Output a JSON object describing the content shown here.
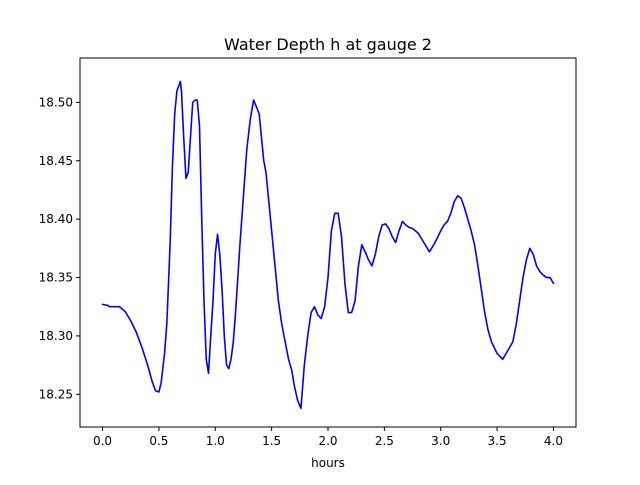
{
  "chart_data": {
    "type": "line",
    "title": "Water Depth h at gauge 2",
    "xlabel": "hours",
    "ylabel": "",
    "xlim": [
      -0.2,
      4.2
    ],
    "ylim": [
      18.222,
      18.538
    ],
    "xticks": [
      0.0,
      0.5,
      1.0,
      1.5,
      2.0,
      2.5,
      3.0,
      3.5,
      4.0
    ],
    "xtick_labels": [
      "0.0",
      "0.5",
      "1.0",
      "1.5",
      "2.0",
      "2.5",
      "3.0",
      "3.5",
      "4.0"
    ],
    "yticks": [
      18.25,
      18.3,
      18.35,
      18.4,
      18.45,
      18.5
    ],
    "ytick_labels": [
      "18.25",
      "18.30",
      "18.35",
      "18.40",
      "18.45",
      "18.50"
    ],
    "grid": false,
    "series": [
      {
        "color": "#0000ff",
        "x": [
          0.0,
          0.05,
          0.06,
          0.15,
          0.2,
          0.25,
          0.3,
          0.35,
          0.4,
          0.44,
          0.47,
          0.5,
          0.52,
          0.55,
          0.57,
          0.6,
          0.62,
          0.64,
          0.66,
          0.68,
          0.69,
          0.7,
          0.72,
          0.74,
          0.76,
          0.78,
          0.8,
          0.82,
          0.84,
          0.86,
          0.88,
          0.9,
          0.92,
          0.94,
          0.96,
          0.98,
          1.0,
          1.02,
          1.04,
          1.06,
          1.08,
          1.1,
          1.12,
          1.14,
          1.16,
          1.18,
          1.2,
          1.22,
          1.25,
          1.28,
          1.31,
          1.34,
          1.37,
          1.39,
          1.41,
          1.43,
          1.45,
          1.47,
          1.5,
          1.53,
          1.56,
          1.59,
          1.62,
          1.65,
          1.68,
          1.7,
          1.73,
          1.76,
          1.79,
          1.82,
          1.85,
          1.88,
          1.91,
          1.94,
          1.97,
          2.0,
          2.03,
          2.06,
          2.09,
          2.12,
          2.15,
          2.18,
          2.21,
          2.24,
          2.27,
          2.3,
          2.33,
          2.36,
          2.39,
          2.42,
          2.45,
          2.48,
          2.51,
          2.54,
          2.57,
          2.6,
          2.63,
          2.66,
          2.69,
          2.72,
          2.75,
          2.8,
          2.85,
          2.9,
          2.95,
          3.0,
          3.03,
          3.06,
          3.09,
          3.12,
          3.15,
          3.18,
          3.21,
          3.24,
          3.27,
          3.3,
          3.33,
          3.36,
          3.39,
          3.42,
          3.45,
          3.5,
          3.55,
          3.58,
          3.61,
          3.64,
          3.67,
          3.7,
          3.73,
          3.76,
          3.79,
          3.82,
          3.85,
          3.88,
          3.91,
          3.94,
          3.97,
          4.0
        ],
        "y": [
          18.327,
          18.326,
          18.325,
          18.325,
          18.321,
          18.313,
          18.303,
          18.29,
          18.275,
          18.261,
          18.253,
          18.252,
          18.26,
          18.285,
          18.31,
          18.38,
          18.445,
          18.49,
          18.51,
          18.515,
          18.518,
          18.51,
          18.47,
          18.435,
          18.44,
          18.47,
          18.5,
          18.502,
          18.502,
          18.48,
          18.4,
          18.33,
          18.28,
          18.268,
          18.3,
          18.33,
          18.37,
          18.387,
          18.37,
          18.34,
          18.3,
          18.275,
          18.272,
          18.28,
          18.295,
          18.32,
          18.35,
          18.38,
          18.42,
          18.46,
          18.485,
          18.502,
          18.495,
          18.49,
          18.47,
          18.45,
          18.44,
          18.42,
          18.39,
          18.36,
          18.33,
          18.31,
          18.295,
          18.28,
          18.27,
          18.258,
          18.245,
          18.238,
          18.275,
          18.3,
          18.32,
          18.325,
          18.318,
          18.315,
          18.325,
          18.35,
          18.39,
          18.405,
          18.405,
          18.385,
          18.345,
          18.32,
          18.32,
          18.33,
          18.36,
          18.378,
          18.372,
          18.365,
          18.36,
          18.37,
          18.385,
          18.395,
          18.396,
          18.392,
          18.385,
          18.38,
          18.39,
          18.398,
          18.395,
          18.393,
          18.392,
          18.388,
          18.38,
          18.372,
          18.38,
          18.39,
          18.395,
          18.398,
          18.405,
          18.415,
          18.42,
          18.418,
          18.41,
          18.4,
          18.39,
          18.378,
          18.36,
          18.34,
          18.32,
          18.305,
          18.295,
          18.285,
          18.28,
          18.285,
          18.29,
          18.295,
          18.31,
          18.33,
          18.35,
          18.365,
          18.375,
          18.37,
          18.36,
          18.355,
          18.352,
          18.35,
          18.35,
          18.345
        ]
      }
    ]
  }
}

THE PROBLEM - Omit any images, then output the listing exactly.

THE SOLUTION -
Output a JSON object describing the content shown here.
{
  "chart_data": {
    "type": "line",
    "title": "Water Depth h at gauge 2",
    "xlabel": "hours",
    "ylabel": "",
    "xlim": [
      -0.2,
      4.2
    ],
    "ylim": [
      18.222,
      18.538
    ],
    "xticks": [
      0.0,
      0.5,
      1.0,
      1.5,
      2.0,
      2.5,
      3.0,
      3.5,
      4.0
    ],
    "xtick_labels": [
      "0.0",
      "0.5",
      "1.0",
      "1.5",
      "2.0",
      "2.5",
      "3.0",
      "3.5",
      "4.0"
    ],
    "yticks": [
      18.25,
      18.3,
      18.35,
      18.4,
      18.45,
      18.5
    ],
    "ytick_labels": [
      "18.25",
      "18.30",
      "18.35",
      "18.40",
      "18.45",
      "18.50"
    ],
    "grid": false,
    "series": [
      {
        "color": "#0000ff",
        "x": [
          0.0,
          0.05,
          0.06,
          0.15,
          0.2,
          0.25,
          0.3,
          0.35,
          0.4,
          0.44,
          0.47,
          0.5,
          0.52,
          0.55,
          0.57,
          0.6,
          0.62,
          0.64,
          0.66,
          0.68,
          0.69,
          0.7,
          0.72,
          0.74,
          0.76,
          0.78,
          0.8,
          0.82,
          0.84,
          0.86,
          0.88,
          0.9,
          0.92,
          0.94,
          0.96,
          0.98,
          1.0,
          1.02,
          1.04,
          1.06,
          1.08,
          1.1,
          1.12,
          1.14,
          1.16,
          1.18,
          1.2,
          1.22,
          1.25,
          1.28,
          1.31,
          1.34,
          1.37,
          1.39,
          1.41,
          1.43,
          1.45,
          1.47,
          1.5,
          1.53,
          1.56,
          1.59,
          1.62,
          1.65,
          1.68,
          1.7,
          1.73,
          1.76,
          1.79,
          1.82,
          1.85,
          1.88,
          1.91,
          1.94,
          1.97,
          2.0,
          2.03,
          2.06,
          2.09,
          2.12,
          2.15,
          2.18,
          2.21,
          2.24,
          2.27,
          2.3,
          2.33,
          2.36,
          2.39,
          2.42,
          2.45,
          2.48,
          2.51,
          2.54,
          2.57,
          2.6,
          2.63,
          2.66,
          2.69,
          2.72,
          2.75,
          2.8,
          2.85,
          2.9,
          2.95,
          3.0,
          3.03,
          3.06,
          3.09,
          3.12,
          3.15,
          3.18,
          3.21,
          3.24,
          3.27,
          3.3,
          3.33,
          3.36,
          3.39,
          3.42,
          3.45,
          3.5,
          3.55,
          3.58,
          3.61,
          3.64,
          3.67,
          3.7,
          3.73,
          3.76,
          3.79,
          3.82,
          3.85,
          3.88,
          3.91,
          3.94,
          3.97,
          4.0
        ],
        "y": [
          18.327,
          18.326,
          18.325,
          18.325,
          18.321,
          18.313,
          18.303,
          18.29,
          18.275,
          18.261,
          18.253,
          18.252,
          18.26,
          18.285,
          18.31,
          18.38,
          18.445,
          18.49,
          18.51,
          18.515,
          18.518,
          18.51,
          18.47,
          18.435,
          18.44,
          18.47,
          18.5,
          18.502,
          18.502,
          18.48,
          18.4,
          18.33,
          18.28,
          18.268,
          18.3,
          18.33,
          18.37,
          18.387,
          18.37,
          18.34,
          18.3,
          18.275,
          18.272,
          18.28,
          18.295,
          18.32,
          18.35,
          18.38,
          18.42,
          18.46,
          18.485,
          18.502,
          18.495,
          18.49,
          18.47,
          18.45,
          18.44,
          18.42,
          18.39,
          18.36,
          18.33,
          18.31,
          18.295,
          18.28,
          18.27,
          18.258,
          18.245,
          18.238,
          18.275,
          18.3,
          18.32,
          18.325,
          18.318,
          18.315,
          18.325,
          18.35,
          18.39,
          18.405,
          18.405,
          18.385,
          18.345,
          18.32,
          18.32,
          18.33,
          18.36,
          18.378,
          18.372,
          18.365,
          18.36,
          18.37,
          18.385,
          18.395,
          18.396,
          18.392,
          18.385,
          18.38,
          18.39,
          18.398,
          18.395,
          18.393,
          18.392,
          18.388,
          18.38,
          18.372,
          18.38,
          18.39,
          18.395,
          18.398,
          18.405,
          18.415,
          18.42,
          18.418,
          18.41,
          18.4,
          18.39,
          18.378,
          18.36,
          18.34,
          18.32,
          18.305,
          18.295,
          18.285,
          18.28,
          18.285,
          18.29,
          18.295,
          18.31,
          18.33,
          18.35,
          18.365,
          18.375,
          18.37,
          18.36,
          18.355,
          18.352,
          18.35,
          18.35,
          18.345
        ]
      }
    ]
  }
}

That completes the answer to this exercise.